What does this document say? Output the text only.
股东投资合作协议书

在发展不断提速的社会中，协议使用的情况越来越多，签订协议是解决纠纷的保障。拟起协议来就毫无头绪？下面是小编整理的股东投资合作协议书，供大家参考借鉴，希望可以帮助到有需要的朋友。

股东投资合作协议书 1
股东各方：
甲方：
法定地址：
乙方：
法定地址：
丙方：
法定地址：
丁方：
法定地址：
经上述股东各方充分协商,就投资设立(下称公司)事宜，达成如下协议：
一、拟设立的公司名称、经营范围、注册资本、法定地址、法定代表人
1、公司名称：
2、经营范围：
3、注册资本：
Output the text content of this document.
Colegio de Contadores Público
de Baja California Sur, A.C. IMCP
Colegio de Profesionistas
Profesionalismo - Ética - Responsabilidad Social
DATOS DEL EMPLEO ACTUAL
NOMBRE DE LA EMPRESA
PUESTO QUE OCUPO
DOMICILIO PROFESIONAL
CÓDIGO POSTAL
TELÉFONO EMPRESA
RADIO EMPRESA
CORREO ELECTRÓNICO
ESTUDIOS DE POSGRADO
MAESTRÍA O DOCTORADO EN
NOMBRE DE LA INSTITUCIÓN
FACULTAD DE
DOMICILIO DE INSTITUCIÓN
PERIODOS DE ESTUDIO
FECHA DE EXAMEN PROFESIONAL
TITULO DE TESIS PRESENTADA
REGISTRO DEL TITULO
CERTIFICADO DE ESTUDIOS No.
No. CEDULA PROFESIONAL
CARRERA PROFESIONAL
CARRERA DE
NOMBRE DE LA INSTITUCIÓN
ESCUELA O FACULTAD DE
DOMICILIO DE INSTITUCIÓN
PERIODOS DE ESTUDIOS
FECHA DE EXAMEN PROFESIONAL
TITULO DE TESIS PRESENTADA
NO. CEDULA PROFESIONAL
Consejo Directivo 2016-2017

> [WHAT THIS TASK INVOLVES]: Could you quote the material above in full, exactly as it stands?

> [TASK RESULT]:
What does this document say? Output the text only.
股东投资合作协议书

在发展不断提速的社会中，协议使用的情况越来越多，签订协议是解决纠纷的保障。拟起协议来就毫无头绪？下面是小编整理的股东投资合作协议书，供大家参考借鉴，希望可以帮助到有需要的朋友。

股东投资合作协议书 1
股东各方：
甲方：
法定地址：
乙方：
法定地址：
丙方：
法定地址：
丁方：
法定地址：
经上述股东各方充分协商,就投资设立(下称公司)事宜，达成如下协议：
一、拟设立的公司名称、经营范围、注册资本、法定地址、法定代表人
1、公司名称：
2、经营范围：
3、注册资本：
Output the text content of this document.
Colegio de Contadores Público
de Baja California Sur, A.C. IMCP
Colegio de Profesionistas
Profesionalismo - Ética - Responsabilidad Social
DATOS DEL EMPLEO ACTUAL
NOMBRE DE LA EMPRESA
PUESTO QUE OCUPO
DOMICILIO PROFESIONAL
CÓDIGO POSTAL
TELÉFONO EMPRESA
RADIO EMPRESA
CORREO ELECTRÓNICO
ESTUDIOS DE POSGRADO
MAESTRÍA O DOCTORADO EN
NOMBRE DE LA INSTITUCIÓN
FACULTAD DE
DOMICILIO DE INSTITUCIÓN
PERIODOS DE ESTUDIO
FECHA DE EXAMEN PROFESIONAL
TITULO DE TESIS PRESENTADA
REGISTRO DEL TITULO
CERTIFICADO DE ESTUDIOS No.
No. CEDULA PROFESIONAL
CARRERA PROFESIONAL
CARRERA DE
NOMBRE DE LA INSTITUCIÓN
ESCUELA O FACULTAD DE
DOMICILIO DE INSTITUCIÓN
PERIODOS DE ESTUDIOS
FECHA DE EXAMEN PROFESIONAL
TITULO DE TESIS PRESENTADA
NO. CEDULA PROFESIONAL
Consejo Directivo 2016-2017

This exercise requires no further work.